▶ **Exercise brief**
Could you copy the items below word for word, starting from the very beginning and going on through the line with "The transition section 30 is at (542, 283).", including that line, and omitting the pictures?
***
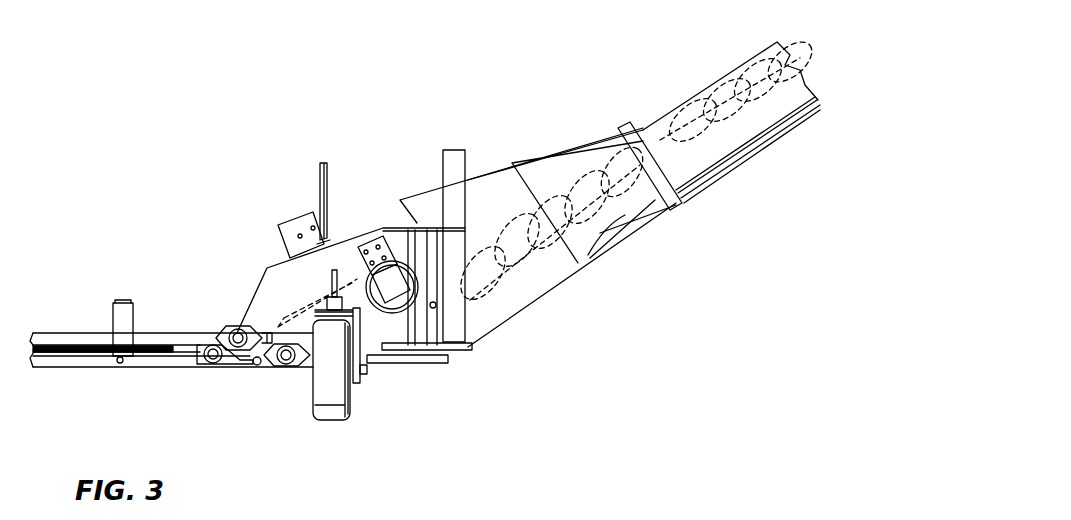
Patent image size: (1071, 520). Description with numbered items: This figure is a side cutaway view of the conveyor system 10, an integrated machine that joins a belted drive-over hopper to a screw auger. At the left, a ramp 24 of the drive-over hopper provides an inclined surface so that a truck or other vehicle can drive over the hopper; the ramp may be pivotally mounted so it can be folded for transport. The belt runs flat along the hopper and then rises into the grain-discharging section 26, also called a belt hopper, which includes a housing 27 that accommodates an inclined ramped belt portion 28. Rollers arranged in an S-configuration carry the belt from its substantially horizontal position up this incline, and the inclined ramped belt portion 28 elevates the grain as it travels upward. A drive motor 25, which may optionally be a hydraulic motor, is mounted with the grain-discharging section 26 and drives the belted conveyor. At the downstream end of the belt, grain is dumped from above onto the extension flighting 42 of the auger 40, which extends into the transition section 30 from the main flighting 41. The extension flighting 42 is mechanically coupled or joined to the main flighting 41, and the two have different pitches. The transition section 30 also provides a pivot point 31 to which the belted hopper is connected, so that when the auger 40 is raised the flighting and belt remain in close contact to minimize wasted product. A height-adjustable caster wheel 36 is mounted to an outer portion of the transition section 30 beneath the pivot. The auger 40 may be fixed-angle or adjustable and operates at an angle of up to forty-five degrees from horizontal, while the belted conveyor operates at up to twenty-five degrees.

The conveyor system 10 is at (138, 233).
The ramp 24 is at (96, 331).
The drive motor 25 is at (390, 273).
The grain-discharging section 26 is at (279, 289).
The housing 27 is at (267, 267).
The inclined ramped belt portion 28 is at (283, 312).
The transition section 30 is at (542, 283).
The pivot point 31 is at (427, 324).
The caster wheel 36 is at (325, 387).
The auger 40 is at (727, 157).
The main flighting 41 is at (700, 102).
The extension flighting 42 is at (493, 297).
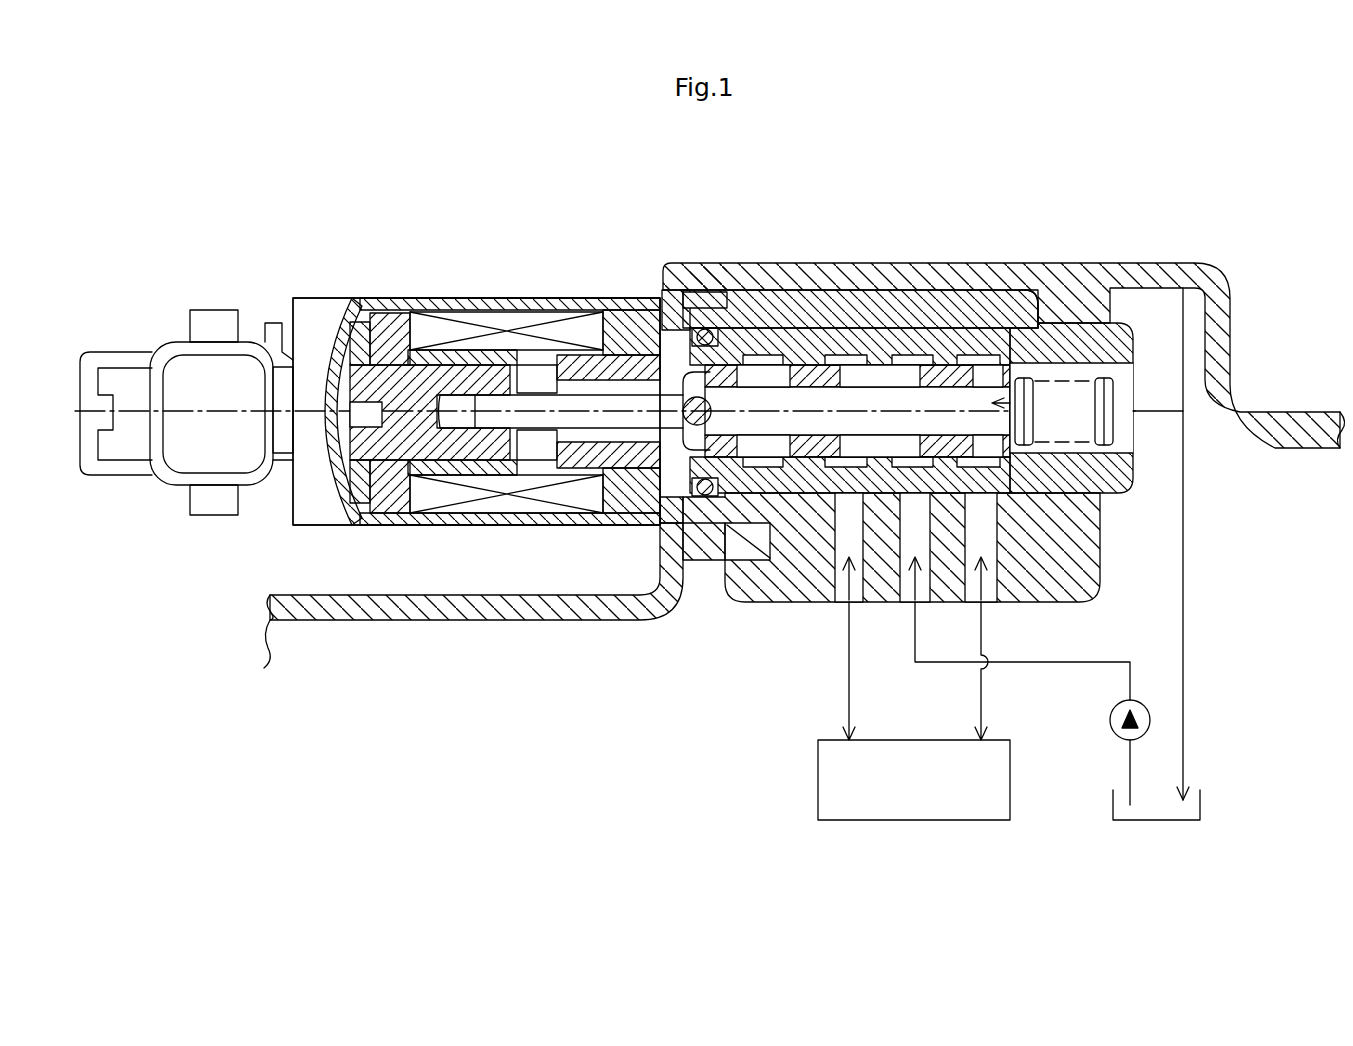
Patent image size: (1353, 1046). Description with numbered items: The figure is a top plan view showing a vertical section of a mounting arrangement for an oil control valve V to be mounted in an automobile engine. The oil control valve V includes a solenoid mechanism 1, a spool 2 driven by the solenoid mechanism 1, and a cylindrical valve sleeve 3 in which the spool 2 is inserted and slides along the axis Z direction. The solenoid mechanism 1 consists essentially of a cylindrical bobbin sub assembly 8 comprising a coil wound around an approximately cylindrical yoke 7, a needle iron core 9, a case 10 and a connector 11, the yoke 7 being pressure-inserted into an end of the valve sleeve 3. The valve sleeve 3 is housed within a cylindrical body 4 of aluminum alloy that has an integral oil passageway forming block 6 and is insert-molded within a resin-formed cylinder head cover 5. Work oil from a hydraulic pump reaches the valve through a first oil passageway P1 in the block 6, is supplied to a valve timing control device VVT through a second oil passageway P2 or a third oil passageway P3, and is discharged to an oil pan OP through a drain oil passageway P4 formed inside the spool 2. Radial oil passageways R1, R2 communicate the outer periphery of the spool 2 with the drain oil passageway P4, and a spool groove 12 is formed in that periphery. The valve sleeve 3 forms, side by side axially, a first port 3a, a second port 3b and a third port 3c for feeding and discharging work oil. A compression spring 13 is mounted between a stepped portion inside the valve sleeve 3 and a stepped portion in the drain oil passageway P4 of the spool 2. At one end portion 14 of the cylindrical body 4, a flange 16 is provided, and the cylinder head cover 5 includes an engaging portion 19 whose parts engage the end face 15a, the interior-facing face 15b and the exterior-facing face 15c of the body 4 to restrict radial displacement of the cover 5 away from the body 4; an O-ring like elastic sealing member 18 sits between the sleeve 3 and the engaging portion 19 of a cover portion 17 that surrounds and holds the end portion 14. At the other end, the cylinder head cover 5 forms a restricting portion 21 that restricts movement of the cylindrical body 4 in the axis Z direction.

The solenoid mechanism 1 is at (452, 296).
The spool 2 is at (950, 372).
The valve sleeve 3 is at (787, 370).
The first port 3a is at (908, 464).
The second port 3b is at (840, 462).
The third port 3c is at (968, 470).
The cylindrical body 4 is at (838, 338).
The cylinder head cover 5 is at (1088, 262).
The oil passageway forming block 6 is at (1050, 582).
The yoke 7 is at (584, 356).
The bobbin sub assembly 8 is at (446, 513).
The needle iron core 9 is at (483, 513).
The case 10 is at (392, 298).
The connector 11 is at (185, 482).
The spool groove 12 is at (880, 360).
The compression spring 13 is at (1105, 378).
The one end portion 14 is at (700, 290).
The end face 15a is at (680, 527).
The interior-facing face 15b is at (578, 519).
The exterior-facing face 15c is at (697, 532).
The flange 16 is at (683, 298).
The cover portion 17 is at (657, 525).
The elastic sealing member 18 is at (708, 330).
The engaging portion 19 is at (706, 290).
The restricting portion 21 is at (1028, 300).
The radial oil passageway R1 is at (990, 378).
The radial oil passageway R2 is at (765, 378).
The oil control valve V is at (522, 268).
The axis Z is at (591, 411).
The first oil passageway P1 is at (905, 600).
The second oil passageway P2 is at (840, 600).
The third oil passageway P3 is at (985, 600).
The drain oil passageway P4 is at (1133, 400).
The valve timing control device VVT is at (914, 780).
The oil pan OP is at (1202, 798).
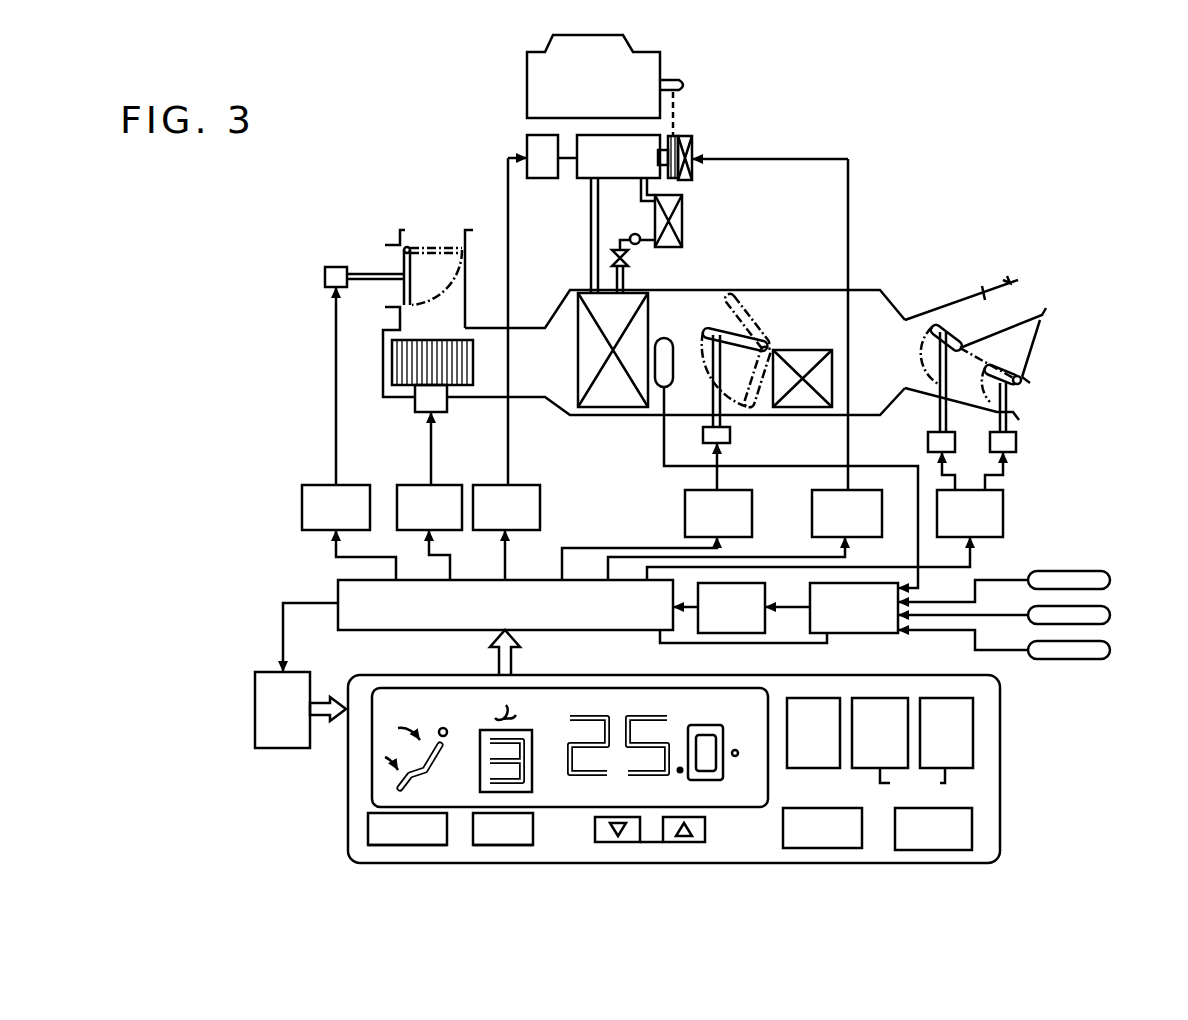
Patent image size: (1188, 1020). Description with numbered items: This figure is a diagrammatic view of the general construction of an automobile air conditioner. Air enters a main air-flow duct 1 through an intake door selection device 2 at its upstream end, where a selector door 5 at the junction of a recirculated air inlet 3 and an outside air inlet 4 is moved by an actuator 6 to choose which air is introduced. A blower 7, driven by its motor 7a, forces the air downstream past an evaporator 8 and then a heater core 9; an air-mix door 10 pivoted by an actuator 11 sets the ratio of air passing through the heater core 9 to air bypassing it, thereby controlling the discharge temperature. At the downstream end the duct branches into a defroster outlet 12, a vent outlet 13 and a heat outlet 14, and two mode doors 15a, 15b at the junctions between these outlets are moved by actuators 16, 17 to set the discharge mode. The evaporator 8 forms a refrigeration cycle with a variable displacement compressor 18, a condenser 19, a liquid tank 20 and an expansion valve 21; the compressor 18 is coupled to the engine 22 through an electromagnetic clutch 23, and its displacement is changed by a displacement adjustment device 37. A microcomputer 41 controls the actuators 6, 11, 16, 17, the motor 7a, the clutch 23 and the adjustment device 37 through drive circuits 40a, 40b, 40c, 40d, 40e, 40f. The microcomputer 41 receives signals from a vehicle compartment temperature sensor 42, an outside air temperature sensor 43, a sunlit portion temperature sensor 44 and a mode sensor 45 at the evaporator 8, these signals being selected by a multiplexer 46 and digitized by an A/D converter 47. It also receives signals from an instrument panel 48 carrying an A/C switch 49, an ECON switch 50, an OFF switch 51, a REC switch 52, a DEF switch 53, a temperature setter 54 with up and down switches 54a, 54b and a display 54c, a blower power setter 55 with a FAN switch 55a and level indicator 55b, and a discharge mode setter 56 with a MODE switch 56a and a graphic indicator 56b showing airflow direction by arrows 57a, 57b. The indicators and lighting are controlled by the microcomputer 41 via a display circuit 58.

The main air-flow duct 1 is at (556, 304).
The intake door selection device 2 is at (414, 242).
The recirculated air inlet 3 is at (378, 258).
The outside air inlet 4 is at (455, 241).
The selector door 5 is at (388, 307).
The actuator 6 is at (325, 276).
The blower 7 is at (392, 380).
The motor 7a is at (447, 400).
The evaporator 8 is at (605, 405).
The heater core 9 is at (805, 407).
The air-mix door 10 is at (705, 330).
The actuator 11 is at (730, 435).
The defroster outlet 12 is at (985, 284).
The vent outlet 13 is at (1030, 306).
The heat outlet 14 is at (1028, 400).
The mode door 15a is at (932, 324).
The mode door 15b is at (1022, 385).
The actuator 16 is at (928, 443).
The actuator 17 is at (1016, 443).
The variable displacement compressor 18 is at (586, 180).
The condenser 19 is at (682, 206).
The liquid tank 20 is at (641, 242).
The expansion valve 21 is at (628, 263).
The engine 22 is at (527, 88).
The electromagnetic clutch 23 is at (692, 146).
The displacement adjustment device 37 is at (527, 142).
The drive circuit 40a is at (312, 487).
The drive circuit 40b is at (690, 500).
The drive circuit 40c is at (1000, 512).
The drive circuit 40d is at (410, 487).
The drive circuit 40e is at (815, 500).
The drive circuit 40f is at (545, 468).
The microcomputer 41 is at (338, 592).
The vehicle compartment temperature sensor 42 is at (1112, 584).
The outside air temperature sensor 43 is at (1112, 619).
The sunlit portion temperature sensor 44 is at (1112, 654).
The mode sensor 45 is at (664, 338).
The multiplexer 46 is at (855, 633).
The A/D converter 47 is at (763, 583).
The instrument panel 48 is at (348, 846).
The A/C switch 49 is at (977, 738).
The ECON switch 50 is at (896, 702).
The OFF switch 51 is at (803, 698).
The REC switch 52 is at (945, 850).
The DEF switch 53 is at (845, 848).
The temperature setter 54 is at (660, 848).
The up switch 54a is at (705, 838).
The down switch 54b is at (628, 846).
The display 54c is at (628, 713).
The blower power setter 55 is at (512, 850).
The FAN switch 55a is at (533, 846).
The level indicator 55b is at (528, 738).
The discharge mode setter 56 is at (403, 848).
The MODE switch 56a is at (442, 848).
The graphic indicator 56b is at (446, 728).
The arrow 57a is at (396, 735).
The arrow 57b is at (384, 760).
The display circuit 58 is at (255, 721).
***
▶ **Reply**
Patent image size: (1071, 520). Description with numbered items: This figure is a side cutaway view of the conveyor system 10, an integrated machine that joins a belted drive-over hopper to a screw auger. At the left, a ramp 24 of the drive-over hopper provides an inclined surface so that a truck or other vehicle can drive over the hopper; the ramp may be pivotally mounted so it can be folded for transport. The belt runs flat along the hopper and then rises into the grain-discharging section 26, also called a belt hopper, which includes a housing 27 that accommodates an inclined ramped belt portion 28. Rollers arranged in an S-configuration carry the belt from its substantially horizontal position up this incline, and the inclined ramped belt portion 28 elevates the grain as it travels upward. A drive motor 25, which may optionally be a hydraulic motor, is mounted with the grain-discharging section 26 and drives the belted conveyor. At the downstream end of the belt, grain is dumped from above onto the extension flighting 42 of the auger 40, which extends into the transition section 30 from the main flighting 41. The extension flighting 42 is mechanically coupled or joined to the main flighting 41, and the two have different pitches. The transition section 30 also provides a pivot point 31 to which the belted hopper is connected, so that when the auger 40 is raised the flighting and belt remain in close contact to minimize wasted product. A height-adjustable caster wheel 36 is mounted to an outer portion of the transition section 30 beneath the pivot. The auger 40 may be fixed-angle or adjustable and operates at an angle of up to forty-five degrees from horizontal, while the belted conveyor operates at up to twenty-five degrees.

The conveyor system 10 is at (138, 233).
The ramp 24 is at (96, 331).
The drive motor 25 is at (390, 273).
The grain-discharging section 26 is at (279, 289).
The housing 27 is at (267, 267).
The inclined ramped belt portion 28 is at (283, 312).
The transition section 30 is at (542, 283).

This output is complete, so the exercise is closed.